- [SHORT TASK]: The entries below should be given again exactly, minus their pictures.

Data excerpts:
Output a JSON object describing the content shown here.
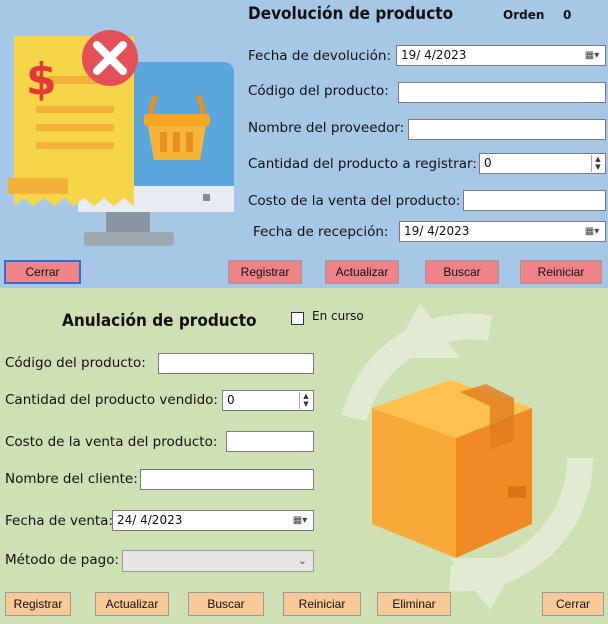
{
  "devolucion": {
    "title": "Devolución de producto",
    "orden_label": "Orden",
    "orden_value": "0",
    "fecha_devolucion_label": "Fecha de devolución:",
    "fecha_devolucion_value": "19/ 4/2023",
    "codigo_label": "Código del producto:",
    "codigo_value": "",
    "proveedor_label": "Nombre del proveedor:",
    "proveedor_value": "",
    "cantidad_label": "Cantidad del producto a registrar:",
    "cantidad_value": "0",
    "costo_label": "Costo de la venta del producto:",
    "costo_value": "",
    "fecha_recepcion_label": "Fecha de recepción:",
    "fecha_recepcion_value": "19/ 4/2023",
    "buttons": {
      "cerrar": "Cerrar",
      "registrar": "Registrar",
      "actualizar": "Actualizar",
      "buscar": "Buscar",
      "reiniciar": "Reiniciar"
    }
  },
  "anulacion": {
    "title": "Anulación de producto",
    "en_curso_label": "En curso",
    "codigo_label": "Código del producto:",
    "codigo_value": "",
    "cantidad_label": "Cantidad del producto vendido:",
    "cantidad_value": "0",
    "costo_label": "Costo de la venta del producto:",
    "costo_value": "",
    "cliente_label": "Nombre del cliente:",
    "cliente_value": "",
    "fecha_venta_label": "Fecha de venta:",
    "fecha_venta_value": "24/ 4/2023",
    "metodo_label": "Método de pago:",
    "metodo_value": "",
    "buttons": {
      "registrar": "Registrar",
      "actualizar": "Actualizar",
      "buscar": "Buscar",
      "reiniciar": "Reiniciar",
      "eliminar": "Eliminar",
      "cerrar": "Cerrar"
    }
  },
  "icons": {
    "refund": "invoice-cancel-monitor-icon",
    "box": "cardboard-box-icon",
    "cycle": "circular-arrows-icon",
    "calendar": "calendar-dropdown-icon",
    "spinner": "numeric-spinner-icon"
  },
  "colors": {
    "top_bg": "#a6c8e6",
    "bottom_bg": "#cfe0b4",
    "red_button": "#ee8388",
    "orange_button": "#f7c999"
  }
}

- [OUTPUT OF THE EXERCISE]:
Output a JSON object describing the content shown here.
{
  "devolucion": {
    "title": "Devolución de producto",
    "orden_label": "Orden",
    "orden_value": "0",
    "fecha_devolucion_label": "Fecha de devolución:",
    "fecha_devolucion_value": "19/ 4/2023",
    "codigo_label": "Código del producto:",
    "codigo_value": "",
    "proveedor_label": "Nombre del proveedor:",
    "proveedor_value": "",
    "cantidad_label": "Cantidad del producto a registrar:",
    "cantidad_value": "0",
    "costo_label": "Costo de la venta del producto:",
    "costo_value": "",
    "fecha_recepcion_label": "Fecha de recepción:",
    "fecha_recepcion_value": "19/ 4/2023",
    "buttons": {
      "cerrar": "Cerrar",
      "registrar": "Registrar",
      "actualizar": "Actualizar",
      "buscar": "Buscar",
      "reiniciar": "Reiniciar"
    }
  },
  "anulacion": {
    "title": "Anulación de producto",
    "en_curso_label": "En curso",
    "codigo_label": "Código del producto:",
    "codigo_value": "",
    "cantidad_label": "Cantidad del producto vendido:",
    "cantidad_value": "0",
    "costo_label": "Costo de la venta del producto:",
    "costo_value": "",
    "cliente_label": "Nombre del cliente:",
    "cliente_value": "",
    "fecha_venta_label": "Fecha de venta:",
    "fecha_venta_value": "24/ 4/2023",
    "metodo_label": "Método de pago:",
    "metodo_value": "",
    "buttons": {
      "registrar": "Registrar",
      "actualizar": "Actualizar",
      "buscar": "Buscar",
      "reiniciar": "Reiniciar",
      "eliminar": "Eliminar",
      "cerrar": "Cerrar"
    }
  },
  "icons": {
    "refund": "invoice-cancel-monitor-icon",
    "box": "cardboard-box-icon",
    "cycle": "circular-arrows-icon",
    "calendar": "calendar-dropdown-icon",
    "spinner": "numeric-spinner-icon"
  },
  "colors": {
    "top_bg": "#a6c8e6",
    "bottom_bg": "#cfe0b4",
    "red_button": "#ee8388",
    "orange_button": "#f7c999"
  }
}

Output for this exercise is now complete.